• [Rows]

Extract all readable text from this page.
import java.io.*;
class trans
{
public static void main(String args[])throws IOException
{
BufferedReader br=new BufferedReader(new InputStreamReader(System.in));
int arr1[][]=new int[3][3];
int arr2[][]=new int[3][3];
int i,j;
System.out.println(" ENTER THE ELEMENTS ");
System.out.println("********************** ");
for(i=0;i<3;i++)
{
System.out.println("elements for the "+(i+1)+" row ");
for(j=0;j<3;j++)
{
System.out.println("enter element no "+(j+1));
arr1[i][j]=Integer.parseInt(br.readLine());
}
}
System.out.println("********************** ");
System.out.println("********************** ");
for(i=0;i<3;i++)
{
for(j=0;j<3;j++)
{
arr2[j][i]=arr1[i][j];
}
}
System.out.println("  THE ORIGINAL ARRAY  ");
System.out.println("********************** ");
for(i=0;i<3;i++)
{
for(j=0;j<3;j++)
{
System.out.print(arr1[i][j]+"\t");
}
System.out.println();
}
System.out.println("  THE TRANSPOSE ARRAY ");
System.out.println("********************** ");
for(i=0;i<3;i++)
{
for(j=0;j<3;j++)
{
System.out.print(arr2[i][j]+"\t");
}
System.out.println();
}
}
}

• [Your instructions]
Whenever "ARRAY" turns up in a line, pick that line out.

• [Full output]
System.out.println("  THE ORIGINAL ARRAY  ");
System.out.println("  THE TRANSPOSE ARRAY ");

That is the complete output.